**Set task:** Search the data for the word "Whose" and copy every line where it occurs.
___ The input
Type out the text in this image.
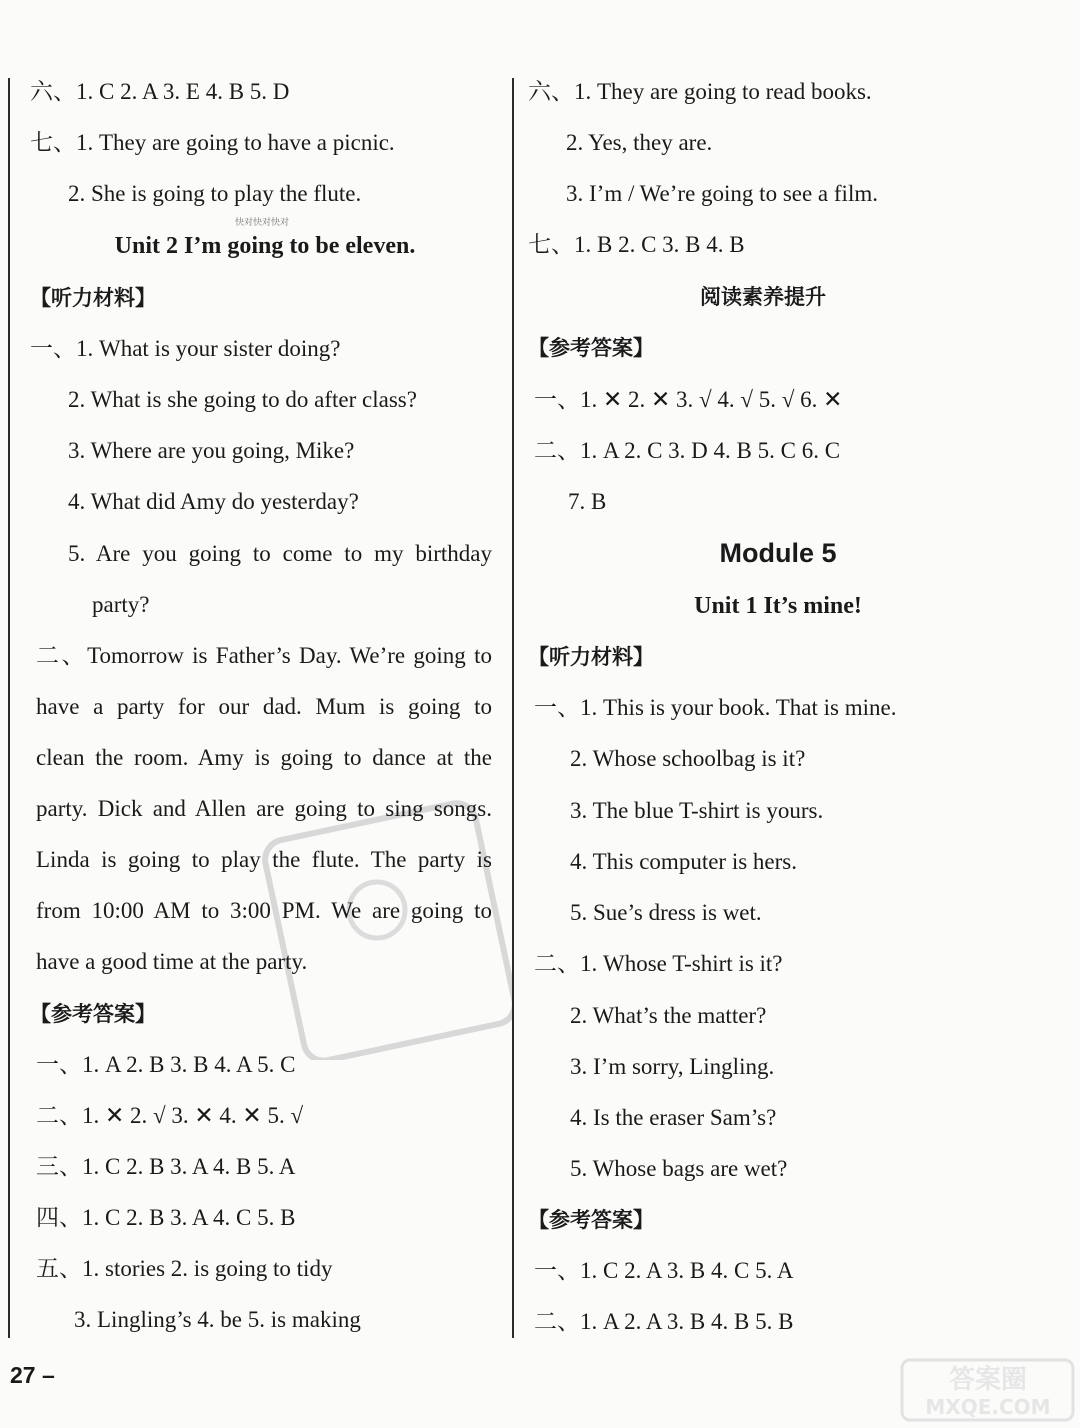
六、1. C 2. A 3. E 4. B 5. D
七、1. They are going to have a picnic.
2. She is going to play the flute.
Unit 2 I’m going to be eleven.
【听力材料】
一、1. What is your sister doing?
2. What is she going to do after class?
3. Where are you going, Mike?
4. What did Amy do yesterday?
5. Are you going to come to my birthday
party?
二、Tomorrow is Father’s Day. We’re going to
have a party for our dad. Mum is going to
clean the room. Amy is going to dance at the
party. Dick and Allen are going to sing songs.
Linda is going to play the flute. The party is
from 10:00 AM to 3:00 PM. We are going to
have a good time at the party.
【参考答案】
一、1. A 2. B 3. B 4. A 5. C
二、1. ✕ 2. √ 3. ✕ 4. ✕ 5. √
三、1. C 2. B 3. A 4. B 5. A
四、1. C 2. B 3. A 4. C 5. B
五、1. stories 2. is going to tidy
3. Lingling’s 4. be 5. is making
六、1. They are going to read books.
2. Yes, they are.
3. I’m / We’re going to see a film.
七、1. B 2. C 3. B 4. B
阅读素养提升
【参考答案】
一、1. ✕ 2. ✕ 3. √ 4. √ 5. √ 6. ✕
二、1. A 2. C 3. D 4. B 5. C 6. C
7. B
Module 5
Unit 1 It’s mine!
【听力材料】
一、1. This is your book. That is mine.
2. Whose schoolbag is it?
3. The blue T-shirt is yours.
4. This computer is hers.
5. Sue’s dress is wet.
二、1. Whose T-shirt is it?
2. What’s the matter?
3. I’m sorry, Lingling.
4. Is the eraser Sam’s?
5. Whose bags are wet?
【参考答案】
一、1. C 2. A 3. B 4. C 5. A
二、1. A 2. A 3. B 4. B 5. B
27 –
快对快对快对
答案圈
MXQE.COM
______
**Response:**
2. Whose schoolbag is it?
二、1. Whose T-shirt is it?
5. Whose bags are wet?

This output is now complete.